Exercise instructions:
From the records below, pull each line that has "screenshot".

Provided records:
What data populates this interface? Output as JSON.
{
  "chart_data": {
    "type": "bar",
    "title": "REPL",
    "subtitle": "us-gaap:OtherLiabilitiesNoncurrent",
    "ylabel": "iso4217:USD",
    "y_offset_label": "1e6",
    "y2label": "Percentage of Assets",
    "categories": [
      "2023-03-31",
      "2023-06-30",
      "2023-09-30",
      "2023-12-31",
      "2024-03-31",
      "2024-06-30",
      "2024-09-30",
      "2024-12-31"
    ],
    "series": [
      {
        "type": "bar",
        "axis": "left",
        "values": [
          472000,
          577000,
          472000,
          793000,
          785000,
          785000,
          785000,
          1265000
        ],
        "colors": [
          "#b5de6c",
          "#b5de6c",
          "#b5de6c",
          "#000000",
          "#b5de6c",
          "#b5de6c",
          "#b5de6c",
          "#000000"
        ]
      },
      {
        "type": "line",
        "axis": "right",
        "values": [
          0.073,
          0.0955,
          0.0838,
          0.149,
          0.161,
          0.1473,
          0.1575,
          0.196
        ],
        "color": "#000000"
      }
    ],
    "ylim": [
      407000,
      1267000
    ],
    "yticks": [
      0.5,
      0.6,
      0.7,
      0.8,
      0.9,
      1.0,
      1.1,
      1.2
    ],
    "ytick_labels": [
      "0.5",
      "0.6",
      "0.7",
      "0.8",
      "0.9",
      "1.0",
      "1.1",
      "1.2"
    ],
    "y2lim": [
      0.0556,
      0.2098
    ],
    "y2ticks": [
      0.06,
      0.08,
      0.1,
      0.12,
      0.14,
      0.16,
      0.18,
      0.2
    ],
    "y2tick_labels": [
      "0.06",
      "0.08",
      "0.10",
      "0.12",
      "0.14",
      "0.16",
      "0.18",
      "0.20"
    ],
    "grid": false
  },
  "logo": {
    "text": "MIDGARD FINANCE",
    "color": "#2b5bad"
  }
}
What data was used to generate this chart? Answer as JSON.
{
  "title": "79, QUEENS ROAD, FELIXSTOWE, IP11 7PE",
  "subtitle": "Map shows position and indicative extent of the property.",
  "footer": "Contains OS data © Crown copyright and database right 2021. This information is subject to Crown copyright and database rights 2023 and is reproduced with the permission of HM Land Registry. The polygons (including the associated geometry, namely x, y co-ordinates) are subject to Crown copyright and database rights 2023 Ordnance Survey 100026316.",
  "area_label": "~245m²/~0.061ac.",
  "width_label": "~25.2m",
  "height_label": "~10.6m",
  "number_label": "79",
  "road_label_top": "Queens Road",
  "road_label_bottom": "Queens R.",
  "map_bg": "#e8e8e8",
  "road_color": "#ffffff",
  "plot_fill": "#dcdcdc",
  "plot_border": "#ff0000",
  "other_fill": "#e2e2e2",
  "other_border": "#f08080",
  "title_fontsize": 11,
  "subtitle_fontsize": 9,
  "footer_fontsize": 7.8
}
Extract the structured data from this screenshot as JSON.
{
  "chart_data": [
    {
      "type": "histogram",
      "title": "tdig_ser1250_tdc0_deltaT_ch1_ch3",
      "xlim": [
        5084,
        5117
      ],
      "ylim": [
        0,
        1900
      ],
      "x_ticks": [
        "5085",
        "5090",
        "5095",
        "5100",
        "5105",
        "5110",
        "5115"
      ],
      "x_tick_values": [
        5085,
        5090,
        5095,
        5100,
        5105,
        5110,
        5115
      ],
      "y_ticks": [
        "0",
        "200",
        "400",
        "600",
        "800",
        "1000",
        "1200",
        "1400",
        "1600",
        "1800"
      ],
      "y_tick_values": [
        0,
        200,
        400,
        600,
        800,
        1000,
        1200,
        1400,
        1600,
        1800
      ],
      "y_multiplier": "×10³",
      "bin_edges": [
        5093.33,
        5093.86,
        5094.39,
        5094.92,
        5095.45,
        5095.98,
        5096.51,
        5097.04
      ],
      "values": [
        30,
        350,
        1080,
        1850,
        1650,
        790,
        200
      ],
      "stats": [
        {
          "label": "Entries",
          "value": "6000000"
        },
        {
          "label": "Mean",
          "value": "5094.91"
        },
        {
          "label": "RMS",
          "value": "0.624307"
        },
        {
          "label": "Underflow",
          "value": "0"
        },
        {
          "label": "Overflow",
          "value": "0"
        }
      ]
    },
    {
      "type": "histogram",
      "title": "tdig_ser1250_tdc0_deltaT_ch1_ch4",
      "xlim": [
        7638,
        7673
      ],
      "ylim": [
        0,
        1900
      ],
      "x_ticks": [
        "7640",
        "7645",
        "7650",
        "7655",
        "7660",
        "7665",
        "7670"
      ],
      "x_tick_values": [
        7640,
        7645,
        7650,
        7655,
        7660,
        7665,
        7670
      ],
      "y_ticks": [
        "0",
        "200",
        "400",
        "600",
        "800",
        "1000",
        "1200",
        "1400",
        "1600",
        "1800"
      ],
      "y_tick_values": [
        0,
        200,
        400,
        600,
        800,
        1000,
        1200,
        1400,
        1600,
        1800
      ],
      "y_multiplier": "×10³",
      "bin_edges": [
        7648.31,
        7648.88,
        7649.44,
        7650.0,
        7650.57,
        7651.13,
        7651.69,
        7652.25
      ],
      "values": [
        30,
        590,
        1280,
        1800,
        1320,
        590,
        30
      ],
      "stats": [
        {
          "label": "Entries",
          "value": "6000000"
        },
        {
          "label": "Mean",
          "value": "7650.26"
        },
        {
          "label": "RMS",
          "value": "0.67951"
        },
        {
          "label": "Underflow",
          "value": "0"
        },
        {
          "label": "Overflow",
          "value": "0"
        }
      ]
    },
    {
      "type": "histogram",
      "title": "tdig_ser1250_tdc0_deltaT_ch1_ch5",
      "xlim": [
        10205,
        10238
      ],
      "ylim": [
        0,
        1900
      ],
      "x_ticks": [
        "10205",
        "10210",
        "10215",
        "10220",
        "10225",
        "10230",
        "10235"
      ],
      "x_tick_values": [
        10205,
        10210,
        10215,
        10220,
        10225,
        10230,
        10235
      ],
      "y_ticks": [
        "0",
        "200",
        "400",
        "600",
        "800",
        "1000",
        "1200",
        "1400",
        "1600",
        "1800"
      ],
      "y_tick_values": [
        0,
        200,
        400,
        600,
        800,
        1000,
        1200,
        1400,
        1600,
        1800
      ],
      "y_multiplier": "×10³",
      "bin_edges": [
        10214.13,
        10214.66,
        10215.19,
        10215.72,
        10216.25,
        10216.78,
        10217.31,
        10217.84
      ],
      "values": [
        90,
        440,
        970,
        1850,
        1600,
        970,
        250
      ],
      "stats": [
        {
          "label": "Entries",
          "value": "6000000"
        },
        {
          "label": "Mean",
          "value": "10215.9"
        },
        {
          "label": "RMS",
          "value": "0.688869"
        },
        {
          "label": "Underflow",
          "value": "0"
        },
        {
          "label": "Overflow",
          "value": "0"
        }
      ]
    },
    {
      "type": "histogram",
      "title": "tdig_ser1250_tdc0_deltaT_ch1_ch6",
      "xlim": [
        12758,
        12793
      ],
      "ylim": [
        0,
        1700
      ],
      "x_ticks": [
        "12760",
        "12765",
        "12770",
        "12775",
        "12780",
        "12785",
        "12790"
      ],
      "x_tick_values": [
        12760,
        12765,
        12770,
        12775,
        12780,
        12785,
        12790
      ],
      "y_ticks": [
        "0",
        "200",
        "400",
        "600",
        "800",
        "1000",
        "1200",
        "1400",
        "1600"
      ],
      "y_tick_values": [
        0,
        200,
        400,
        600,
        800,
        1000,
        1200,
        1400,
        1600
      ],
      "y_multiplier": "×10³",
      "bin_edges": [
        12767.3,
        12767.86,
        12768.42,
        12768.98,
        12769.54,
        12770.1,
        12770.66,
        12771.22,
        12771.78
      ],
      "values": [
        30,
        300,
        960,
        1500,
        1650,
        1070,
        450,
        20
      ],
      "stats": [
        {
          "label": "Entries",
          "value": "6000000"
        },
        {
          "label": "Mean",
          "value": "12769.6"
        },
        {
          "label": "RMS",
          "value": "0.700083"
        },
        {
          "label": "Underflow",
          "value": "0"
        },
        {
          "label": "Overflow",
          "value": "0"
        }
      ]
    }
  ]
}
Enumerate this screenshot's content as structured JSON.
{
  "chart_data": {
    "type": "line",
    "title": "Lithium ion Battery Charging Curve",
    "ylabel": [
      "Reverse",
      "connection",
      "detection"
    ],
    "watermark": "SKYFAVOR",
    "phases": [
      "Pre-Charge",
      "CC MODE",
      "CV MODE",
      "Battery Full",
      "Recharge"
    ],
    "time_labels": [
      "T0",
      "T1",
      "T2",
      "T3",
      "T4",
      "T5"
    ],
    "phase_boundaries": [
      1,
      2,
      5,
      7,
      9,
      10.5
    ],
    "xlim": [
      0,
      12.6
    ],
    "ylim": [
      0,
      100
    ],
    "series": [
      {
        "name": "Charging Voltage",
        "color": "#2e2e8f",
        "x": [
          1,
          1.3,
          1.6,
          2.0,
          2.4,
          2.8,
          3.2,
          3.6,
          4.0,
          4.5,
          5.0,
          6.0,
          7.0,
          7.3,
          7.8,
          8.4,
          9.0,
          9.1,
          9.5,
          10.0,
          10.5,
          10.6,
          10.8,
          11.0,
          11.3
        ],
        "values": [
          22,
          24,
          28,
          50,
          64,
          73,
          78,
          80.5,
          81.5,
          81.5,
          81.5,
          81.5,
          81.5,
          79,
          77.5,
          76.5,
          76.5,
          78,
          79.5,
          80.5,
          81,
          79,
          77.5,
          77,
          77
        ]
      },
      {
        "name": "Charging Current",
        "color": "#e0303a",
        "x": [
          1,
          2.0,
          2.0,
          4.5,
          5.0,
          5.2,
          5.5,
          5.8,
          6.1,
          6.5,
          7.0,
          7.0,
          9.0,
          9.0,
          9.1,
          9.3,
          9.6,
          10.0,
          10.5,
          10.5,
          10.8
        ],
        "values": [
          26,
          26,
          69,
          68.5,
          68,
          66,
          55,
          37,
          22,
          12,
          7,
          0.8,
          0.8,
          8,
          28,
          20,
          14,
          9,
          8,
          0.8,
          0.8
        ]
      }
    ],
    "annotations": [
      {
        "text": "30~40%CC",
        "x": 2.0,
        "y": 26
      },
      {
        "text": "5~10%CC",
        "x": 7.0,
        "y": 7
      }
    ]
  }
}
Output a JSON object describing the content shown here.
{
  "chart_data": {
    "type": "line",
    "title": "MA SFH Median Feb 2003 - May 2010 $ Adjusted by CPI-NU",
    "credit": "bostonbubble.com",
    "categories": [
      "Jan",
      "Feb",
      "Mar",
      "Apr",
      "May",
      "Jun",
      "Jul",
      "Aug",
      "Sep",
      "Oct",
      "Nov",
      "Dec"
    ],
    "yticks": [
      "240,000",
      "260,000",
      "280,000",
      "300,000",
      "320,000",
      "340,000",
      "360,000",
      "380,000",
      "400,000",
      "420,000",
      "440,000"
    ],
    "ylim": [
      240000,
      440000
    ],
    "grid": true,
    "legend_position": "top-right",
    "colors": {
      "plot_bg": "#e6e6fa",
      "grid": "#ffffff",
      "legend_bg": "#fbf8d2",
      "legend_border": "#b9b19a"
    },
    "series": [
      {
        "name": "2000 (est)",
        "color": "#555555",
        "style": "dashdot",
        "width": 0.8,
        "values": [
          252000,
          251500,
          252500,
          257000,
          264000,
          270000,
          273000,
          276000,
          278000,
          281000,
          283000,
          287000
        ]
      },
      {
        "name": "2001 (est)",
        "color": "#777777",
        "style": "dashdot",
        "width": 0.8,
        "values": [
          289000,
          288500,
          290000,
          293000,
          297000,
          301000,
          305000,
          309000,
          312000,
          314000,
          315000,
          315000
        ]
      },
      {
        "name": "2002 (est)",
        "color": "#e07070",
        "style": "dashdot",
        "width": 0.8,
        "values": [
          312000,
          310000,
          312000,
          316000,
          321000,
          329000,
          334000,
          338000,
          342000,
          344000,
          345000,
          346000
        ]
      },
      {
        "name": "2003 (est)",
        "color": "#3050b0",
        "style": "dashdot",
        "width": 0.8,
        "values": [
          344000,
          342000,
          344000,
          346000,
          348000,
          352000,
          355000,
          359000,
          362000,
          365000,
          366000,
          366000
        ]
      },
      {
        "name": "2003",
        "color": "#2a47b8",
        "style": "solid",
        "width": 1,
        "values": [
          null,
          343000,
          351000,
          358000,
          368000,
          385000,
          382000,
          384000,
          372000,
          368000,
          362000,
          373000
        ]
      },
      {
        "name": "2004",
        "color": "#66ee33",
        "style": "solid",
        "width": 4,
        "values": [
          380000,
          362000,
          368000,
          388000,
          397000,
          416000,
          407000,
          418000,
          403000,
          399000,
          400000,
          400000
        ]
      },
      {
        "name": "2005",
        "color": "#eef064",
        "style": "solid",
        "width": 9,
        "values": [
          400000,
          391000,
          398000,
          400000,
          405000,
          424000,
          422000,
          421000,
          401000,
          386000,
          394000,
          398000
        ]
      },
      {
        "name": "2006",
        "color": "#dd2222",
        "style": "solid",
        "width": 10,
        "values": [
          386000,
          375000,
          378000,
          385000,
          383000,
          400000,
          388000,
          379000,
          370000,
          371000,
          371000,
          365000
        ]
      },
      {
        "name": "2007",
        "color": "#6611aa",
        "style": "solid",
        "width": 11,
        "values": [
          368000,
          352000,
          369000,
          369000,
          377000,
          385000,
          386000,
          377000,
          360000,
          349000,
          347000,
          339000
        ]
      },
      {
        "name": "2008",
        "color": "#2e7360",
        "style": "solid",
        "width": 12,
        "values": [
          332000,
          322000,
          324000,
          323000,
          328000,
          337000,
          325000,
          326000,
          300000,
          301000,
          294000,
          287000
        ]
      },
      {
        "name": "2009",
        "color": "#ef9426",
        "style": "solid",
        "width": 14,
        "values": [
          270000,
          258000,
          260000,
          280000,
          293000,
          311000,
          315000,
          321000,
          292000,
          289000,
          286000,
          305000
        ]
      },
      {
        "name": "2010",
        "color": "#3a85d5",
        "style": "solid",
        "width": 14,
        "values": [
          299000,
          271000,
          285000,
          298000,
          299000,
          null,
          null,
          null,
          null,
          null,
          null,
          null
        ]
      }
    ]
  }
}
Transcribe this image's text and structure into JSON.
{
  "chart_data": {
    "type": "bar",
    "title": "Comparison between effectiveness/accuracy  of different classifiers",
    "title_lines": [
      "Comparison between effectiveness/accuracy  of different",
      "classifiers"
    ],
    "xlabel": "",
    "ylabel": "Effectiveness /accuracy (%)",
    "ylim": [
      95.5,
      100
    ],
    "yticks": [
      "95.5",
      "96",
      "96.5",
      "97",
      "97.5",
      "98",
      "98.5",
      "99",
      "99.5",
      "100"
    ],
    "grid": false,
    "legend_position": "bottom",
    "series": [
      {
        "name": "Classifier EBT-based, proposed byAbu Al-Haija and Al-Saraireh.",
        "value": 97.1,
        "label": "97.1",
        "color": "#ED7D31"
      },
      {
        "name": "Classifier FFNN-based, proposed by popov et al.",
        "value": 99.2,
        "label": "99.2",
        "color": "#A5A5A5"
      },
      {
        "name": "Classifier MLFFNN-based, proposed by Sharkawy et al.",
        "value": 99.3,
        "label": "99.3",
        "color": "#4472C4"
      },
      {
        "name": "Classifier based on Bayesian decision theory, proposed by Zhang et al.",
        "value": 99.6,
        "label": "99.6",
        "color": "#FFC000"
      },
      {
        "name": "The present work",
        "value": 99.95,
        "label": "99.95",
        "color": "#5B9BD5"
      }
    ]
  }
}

Complete output:
Extract the structured data from this screenshot as JSON.
Enumerate this screenshot's content as structured JSON.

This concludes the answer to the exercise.